::: Records shown

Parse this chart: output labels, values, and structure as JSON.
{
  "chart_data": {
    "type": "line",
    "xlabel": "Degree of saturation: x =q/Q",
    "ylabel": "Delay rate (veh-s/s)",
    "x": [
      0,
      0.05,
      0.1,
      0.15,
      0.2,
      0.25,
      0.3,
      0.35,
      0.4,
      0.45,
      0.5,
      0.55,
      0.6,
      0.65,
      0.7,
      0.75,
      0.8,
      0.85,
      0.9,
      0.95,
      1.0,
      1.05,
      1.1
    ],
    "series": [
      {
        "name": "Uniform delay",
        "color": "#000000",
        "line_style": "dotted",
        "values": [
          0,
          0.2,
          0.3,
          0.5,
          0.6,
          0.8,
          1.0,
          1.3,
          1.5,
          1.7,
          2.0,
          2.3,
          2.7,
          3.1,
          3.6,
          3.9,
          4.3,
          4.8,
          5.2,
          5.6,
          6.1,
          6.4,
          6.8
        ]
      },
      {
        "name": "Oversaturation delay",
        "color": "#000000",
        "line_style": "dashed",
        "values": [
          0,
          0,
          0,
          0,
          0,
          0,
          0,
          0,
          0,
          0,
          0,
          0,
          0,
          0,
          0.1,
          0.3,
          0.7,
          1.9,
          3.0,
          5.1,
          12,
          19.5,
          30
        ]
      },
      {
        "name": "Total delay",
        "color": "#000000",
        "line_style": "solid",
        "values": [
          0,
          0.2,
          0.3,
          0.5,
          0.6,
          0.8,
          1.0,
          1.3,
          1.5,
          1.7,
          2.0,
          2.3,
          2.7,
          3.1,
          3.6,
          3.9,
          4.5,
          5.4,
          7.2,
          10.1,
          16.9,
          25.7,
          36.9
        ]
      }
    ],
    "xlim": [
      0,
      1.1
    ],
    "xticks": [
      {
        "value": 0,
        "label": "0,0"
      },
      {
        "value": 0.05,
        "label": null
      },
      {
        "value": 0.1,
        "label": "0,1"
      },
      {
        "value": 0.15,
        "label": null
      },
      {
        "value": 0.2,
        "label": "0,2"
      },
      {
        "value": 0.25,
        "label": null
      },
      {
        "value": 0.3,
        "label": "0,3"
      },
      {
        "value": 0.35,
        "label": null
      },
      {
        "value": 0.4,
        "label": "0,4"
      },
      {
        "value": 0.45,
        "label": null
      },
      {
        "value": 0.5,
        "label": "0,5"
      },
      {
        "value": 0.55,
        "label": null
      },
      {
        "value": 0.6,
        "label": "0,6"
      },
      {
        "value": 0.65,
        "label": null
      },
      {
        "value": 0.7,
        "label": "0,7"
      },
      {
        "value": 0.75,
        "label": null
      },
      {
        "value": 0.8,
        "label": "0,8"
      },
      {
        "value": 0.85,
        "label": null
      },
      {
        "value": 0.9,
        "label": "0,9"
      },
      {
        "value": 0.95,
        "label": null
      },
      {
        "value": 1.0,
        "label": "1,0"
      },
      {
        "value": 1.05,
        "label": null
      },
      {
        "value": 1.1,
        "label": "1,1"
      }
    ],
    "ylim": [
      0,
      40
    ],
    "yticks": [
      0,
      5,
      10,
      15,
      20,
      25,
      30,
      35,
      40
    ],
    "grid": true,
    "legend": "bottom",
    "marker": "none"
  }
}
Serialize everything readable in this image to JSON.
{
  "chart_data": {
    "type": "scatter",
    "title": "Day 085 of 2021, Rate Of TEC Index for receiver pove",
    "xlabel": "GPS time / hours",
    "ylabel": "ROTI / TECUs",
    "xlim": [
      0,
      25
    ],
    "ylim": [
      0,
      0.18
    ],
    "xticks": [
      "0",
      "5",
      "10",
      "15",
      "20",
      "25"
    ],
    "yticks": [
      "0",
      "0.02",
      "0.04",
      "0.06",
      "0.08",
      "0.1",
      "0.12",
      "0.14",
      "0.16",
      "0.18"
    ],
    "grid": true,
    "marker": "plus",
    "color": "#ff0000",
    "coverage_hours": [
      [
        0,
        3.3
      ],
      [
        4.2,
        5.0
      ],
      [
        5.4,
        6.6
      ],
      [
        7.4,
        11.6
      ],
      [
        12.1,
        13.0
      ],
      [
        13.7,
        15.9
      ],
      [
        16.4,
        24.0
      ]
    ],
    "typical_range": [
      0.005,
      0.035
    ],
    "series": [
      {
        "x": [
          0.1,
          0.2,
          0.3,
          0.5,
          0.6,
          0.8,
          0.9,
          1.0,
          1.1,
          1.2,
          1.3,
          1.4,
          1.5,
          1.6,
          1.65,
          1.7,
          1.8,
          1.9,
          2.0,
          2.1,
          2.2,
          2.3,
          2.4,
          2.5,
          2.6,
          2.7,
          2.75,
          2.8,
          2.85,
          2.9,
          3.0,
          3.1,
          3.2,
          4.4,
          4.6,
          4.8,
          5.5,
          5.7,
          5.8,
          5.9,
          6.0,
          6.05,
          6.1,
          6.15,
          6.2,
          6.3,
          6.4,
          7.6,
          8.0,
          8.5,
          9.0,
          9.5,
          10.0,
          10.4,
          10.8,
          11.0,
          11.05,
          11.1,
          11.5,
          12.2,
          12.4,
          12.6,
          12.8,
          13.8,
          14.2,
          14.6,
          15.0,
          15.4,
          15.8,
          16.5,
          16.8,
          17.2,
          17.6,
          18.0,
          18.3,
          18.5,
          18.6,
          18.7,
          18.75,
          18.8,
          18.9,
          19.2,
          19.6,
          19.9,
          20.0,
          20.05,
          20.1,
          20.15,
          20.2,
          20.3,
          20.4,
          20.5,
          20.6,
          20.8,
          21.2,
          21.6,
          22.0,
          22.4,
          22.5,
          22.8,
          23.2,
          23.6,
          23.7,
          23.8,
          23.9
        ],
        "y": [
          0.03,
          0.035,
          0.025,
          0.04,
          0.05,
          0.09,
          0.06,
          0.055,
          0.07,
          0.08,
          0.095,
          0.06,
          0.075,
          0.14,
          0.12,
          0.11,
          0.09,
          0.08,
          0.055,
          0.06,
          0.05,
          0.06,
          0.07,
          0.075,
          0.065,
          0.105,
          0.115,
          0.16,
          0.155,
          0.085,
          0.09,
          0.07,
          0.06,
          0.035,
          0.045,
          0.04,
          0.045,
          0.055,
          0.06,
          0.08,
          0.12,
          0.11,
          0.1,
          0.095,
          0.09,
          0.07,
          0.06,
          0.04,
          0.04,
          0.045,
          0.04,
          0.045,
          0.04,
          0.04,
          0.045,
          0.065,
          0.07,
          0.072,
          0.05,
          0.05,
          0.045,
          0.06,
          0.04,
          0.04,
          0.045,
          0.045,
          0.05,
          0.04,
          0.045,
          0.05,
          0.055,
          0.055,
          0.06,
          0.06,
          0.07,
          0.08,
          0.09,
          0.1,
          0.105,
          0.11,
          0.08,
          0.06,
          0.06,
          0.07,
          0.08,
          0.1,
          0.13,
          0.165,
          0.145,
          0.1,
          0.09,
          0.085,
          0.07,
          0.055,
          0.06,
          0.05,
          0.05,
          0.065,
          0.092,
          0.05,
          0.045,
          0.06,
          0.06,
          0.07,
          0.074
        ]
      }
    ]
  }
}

::::::

-- Your objective --
Return all of the above records exactly, leaving no line out.

-- Exercise output --
Parse this chart: output labels, values, and structure as JSON.
{
  "chart_data": {
    "type": "line",
    "xlabel": "Degree of saturation: x =q/Q",
    "ylabel": "Delay rate (veh-s/s)",
    "x": [
      0,
      0.05,
      0.1,
      0.15,
      0.2,
      0.25,
      0.3,
      0.35,
      0.4,
      0.45,
      0.5,
      0.55,
      0.6,
      0.65,
      0.7,
      0.75,
      0.8,
      0.85,
      0.9,
      0.95,
      1.0,
      1.05,
      1.1
    ],
    "series": [
      {
        "name": "Uniform delay",
        "color": "#000000",
        "line_style": "dotted",
        "values": [
          0,
          0.2,
          0.3,
          0.5,
          0.6,
          0.8,
          1.0,
          1.3,
          1.5,
          1.7,
          2.0,
          2.3,
          2.7,
          3.1,
          3.6,
          3.9,
          4.3,
          4.8,
          5.2,
          5.6,
          6.1,
          6.4,
          6.8
        ]
      },
      {
        "name": "Oversaturation delay",
        "color": "#000000",
        "line_style": "dashed",
        "values": [
          0,
          0,
          0,
          0,
          0,
          0,
          0,
          0,
          0,
          0,
          0,
          0,
          0,
          0,
          0.1,
          0.3,
          0.7,
          1.9,
          3.0,
          5.1,
          12,
          19.5,
          30
        ]
      },
      {
        "name": "Total delay",
        "color": "#000000",
        "line_style": "solid",
        "values": [
          0,
          0.2,
          0.3,
          0.5,
          0.6,
          0.8,
          1.0,
          1.3,
          1.5,
          1.7,
          2.0,
          2.3,
          2.7,
          3.1,
          3.6,
          3.9,
          4.5,
          5.4,
          7.2,
          10.1,
          16.9,
          25.7,
          36.9
        ]
      }
    ],
    "xlim": [
      0,
      1.1
    ],
    "xticks": [
      {
        "value": 0,
        "label": "0,0"
      },
      {
        "value": 0.05,
        "label": null
      },
      {
        "value": 0.1,
        "label": "0,1"
      },
      {
        "value": 0.15,
        "label": null
      },
      {
        "value": 0.2,
        "label": "0,2"
      },
      {
        "value": 0.25,
        "label": null
      },
      {
        "value": 0.3,
        "label": "0,3"
      },
      {
        "value": 0.35,
        "label": null
      },
      {
        "value": 0.4,
        "label": "0,4"
      },
      {
        "value": 0.45,
        "label": null
      },
      {
        "value": 0.5,
        "label": "0,5"
      },
      {
        "value": 0.55,
        "label": null
      },
      {
        "value": 0.6,
        "label": "0,6"
      },
      {
        "value": 0.65,
        "label": null
      },
      {
        "value": 0.7,
        "label": "0,7"
      },
      {
        "value": 0.75,
        "label": null
      },
      {
        "value": 0.8,
        "label": "0,8"
      },
      {
        "value": 0.85,
        "label": null
      },
      {
        "value": 0.9,
        "label": "0,9"
      },
      {
        "value": 0.95,
        "label": null
      },
      {
        "value": 1.0,
        "label": "1,0"
      },
      {
        "value": 1.05,
        "label": null
      },
      {
        "value": 1.1,
        "label": "1,1"
      }
    ],
    "ylim": [
      0,
      40
    ],
    "yticks": [
      0,
      5,
      10,
      15,
      20,
      25,
      30,
      35,
      40
    ],
    "grid": true,
    "legend": "bottom",
    "marker": "none"
  }
}
Serialize everything readable in this image to JSON.
{
  "chart_data": {
    "type": "scatter",
    "title": "Day 085 of 2021, Rate Of TEC Index for receiver pove",
    "xlabel": "GPS time / hours",
    "ylabel": "ROTI / TECUs",
    "xlim": [
      0,
      25
    ],
    "ylim": [
      0,
      0.18
    ],
    "xticks": [
      "0",
      "5",
      "10",
      "15",
      "20",
      "25"
    ],
    "yticks": [
      "0",
      "0.02",
      "0.04",
      "0.06",
      "0.08",
      "0.1",
      "0.12",
      "0.14",
      "0.16",
      "0.18"
    ],
    "grid": true,
    "marker": "plus",
    "color": "#ff0000",
    "coverage_hours": [
      [
        0,
        3.3
      ],
      [
        4.2,
        5.0
      ],
      [
        5.4,
        6.6
      ],
      [
        7.4,
        11.6
      ],
      [
        12.1,
        13.0
      ],
      [
        13.7,
        15.9
      ],
      [
        16.4,
        24.0
      ]
    ],
    "typical_range": [
      0.005,
      0.035
    ],
    "series": [
      {
        "x": [
          0.1,
          0.2,
          0.3,
          0.5,
          0.6,
          0.8,
          0.9,
          1.0,
          1.1,
          1.2,
          1.3,
          1.4,
          1.5,
          1.6,
          1.65,
          1.7,
          1.8,
          1.9,
          2.0,
          2.1,
          2.2,
          2.3,
          2.4,
          2.5,
          2.6,
          2.7,
          2.75,
          2.8,
          2.85,
          2.9,
          3.0,
          3.1,
          3.2,
          4.4,
          4.6,
          4.8,
          5.5,
          5.7,
          5.8,
          5.9,
          6.0,
          6.05,
          6.1,
          6.15,
          6.2,
          6.3,
          6.4,
          7.6,
          8.0,
          8.5,
          9.0,
          9.5,
          10.0,
          10.4,
          10.8,
          11.0,
          11.05,
          11.1,
          11.5,
          12.2,
          12.4,
          12.6,
          12.8,
          13.8,
          14.2,
          14.6,
          15.0,
          15.4,
          15.8,
          16.5,
          16.8,
          17.2,
          17.6,
          18.0,
          18.3,
          18.5,
          18.6,
          18.7,
          18.75,
          18.8,
          18.9,
          19.2,
          19.6,
          19.9,
          20.0,
          20.05,
          20.1,
          20.15,
          20.2,
          20.3,
          20.4,
          20.5,
          20.6,
          20.8,
          21.2,
          21.6,
          22.0,
          22.4,
          22.5,
          22.8,
          23.2,
          23.6,
          23.7,
          23.8,
          23.9
        ],
        "y": [
          0.03,
          0.035,
          0.025,
          0.04,
          0.05,
          0.09,
          0.06,
          0.055,
          0.07,
          0.08,
          0.095,
          0.06,
          0.075,
          0.14,
          0.12,
          0.11,
          0.09,
          0.08,
          0.055,
          0.06,
          0.05,
          0.06,
          0.07,
          0.075,
          0.065,
          0.105,
          0.115,
          0.16,
          0.155,
          0.085,
          0.09,
          0.07,
          0.06,
          0.035,
          0.045,
          0.04,
          0.045,
          0.055,
          0.06,
          0.08,
          0.12,
          0.11,
          0.1,
          0.095,
          0.09,
          0.07,
          0.06,
          0.04,
          0.04,
          0.045,
          0.04,
          0.045,
          0.04,
          0.04,
          0.045,
          0.065,
          0.07,
          0.072,
          0.05,
          0.05,
          0.045,
          0.06,
          0.04,
          0.04,
          0.045,
          0.045,
          0.05,
          0.04,
          0.045,
          0.05,
          0.055,
          0.055,
          0.06,
          0.06,
          0.07,
          0.08,
          0.09,
          0.1,
          0.105,
          0.11,
          0.08,
          0.06,
          0.06,
          0.07,
          0.08,
          0.1,
          0.13,
          0.165,
          0.145,
          0.1,
          0.09,
          0.085,
          0.07,
          0.055,
          0.06,
          0.05,
          0.05,
          0.065,
          0.092,
          0.05,
          0.045,
          0.06,
          0.06,
          0.07,
          0.074
        ]
      }
    ]
  }
}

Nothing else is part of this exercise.